[Rows from a figure dataset]
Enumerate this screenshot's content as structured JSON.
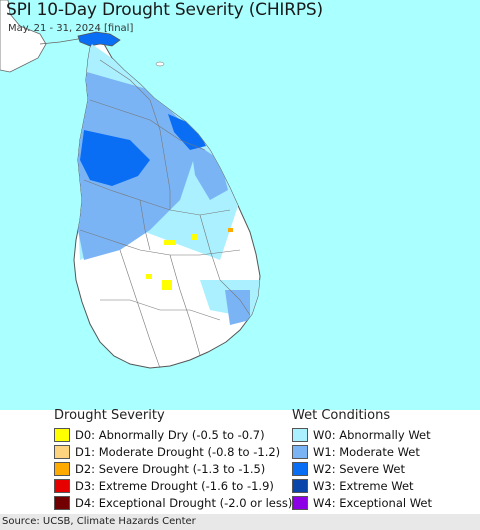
{
  "title": "SPI 10-Day Drought Severity (CHIRPS)",
  "subtitle": "May. 21 - 31, 2024 [final]",
  "colors": {
    "sea": "#aaffff",
    "land": "#ffffff",
    "border": "#666666"
  },
  "legend": {
    "drought": {
      "heading": "Drought Severity",
      "items": [
        {
          "label": "D0: Abnormally Dry (-0.5 to -0.7)",
          "color": "#ffff00"
        },
        {
          "label": "D1: Moderate Drought (-0.8 to -1.2)",
          "color": "#fcd37f"
        },
        {
          "label": "D2: Severe Drought (-1.3 to -1.5)",
          "color": "#ffaa00"
        },
        {
          "label": "D3: Extreme Drought (-1.6 to -1.9)",
          "color": "#e60000"
        },
        {
          "label": "D4: Exceptional Drought (-2.0 or less)",
          "color": "#730000"
        }
      ]
    },
    "wet": {
      "heading": "Wet Conditions",
      "items": [
        {
          "label": "W0: Abnormally Wet",
          "color": "#aaf0ff"
        },
        {
          "label": "W1: Moderate Wet",
          "color": "#7bb4f5"
        },
        {
          "label": "W2: Severe Wet",
          "color": "#0a6ef5"
        },
        {
          "label": "W3: Extreme Wet",
          "color": "#0a46aa"
        },
        {
          "label": "W4: Exceptional Wet",
          "color": "#8c00e6"
        }
      ]
    }
  },
  "source": "Source: UCSB, Climate Hazards Center"
}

WORK TO COMPLETE: Reproduce the listing word for word and omit its pictures.

EXPECTED OUTPUT:
Enumerate this screenshot's content as structured JSON.
{
  "title": "SPI 10-Day Drought Severity (CHIRPS)",
  "subtitle": "May. 21 - 31, 2024 [final]",
  "colors": {
    "sea": "#aaffff",
    "land": "#ffffff",
    "border": "#666666"
  },
  "legend": {
    "drought": {
      "heading": "Drought Severity",
      "items": [
        {
          "label": "D0: Abnormally Dry (-0.5 to -0.7)",
          "color": "#ffff00"
        },
        {
          "label": "D1: Moderate Drought (-0.8 to -1.2)",
          "color": "#fcd37f"
        },
        {
          "label": "D2: Severe Drought (-1.3 to -1.5)",
          "color": "#ffaa00"
        },
        {
          "label": "D3: Extreme Drought (-1.6 to -1.9)",
          "color": "#e60000"
        },
        {
          "label": "D4: Exceptional Drought (-2.0 or less)",
          "color": "#730000"
        }
      ]
    },
    "wet": {
      "heading": "Wet Conditions",
      "items": [
        {
          "label": "W0: Abnormally Wet",
          "color": "#aaf0ff"
        },
        {
          "label": "W1: Moderate Wet",
          "color": "#7bb4f5"
        },
        {
          "label": "W2: Severe Wet",
          "color": "#0a6ef5"
        },
        {
          "label": "W3: Extreme Wet",
          "color": "#0a46aa"
        },
        {
          "label": "W4: Exceptional Wet",
          "color": "#8c00e6"
        }
      ]
    }
  },
  "source": "Source: UCSB, Climate Hazards Center"
}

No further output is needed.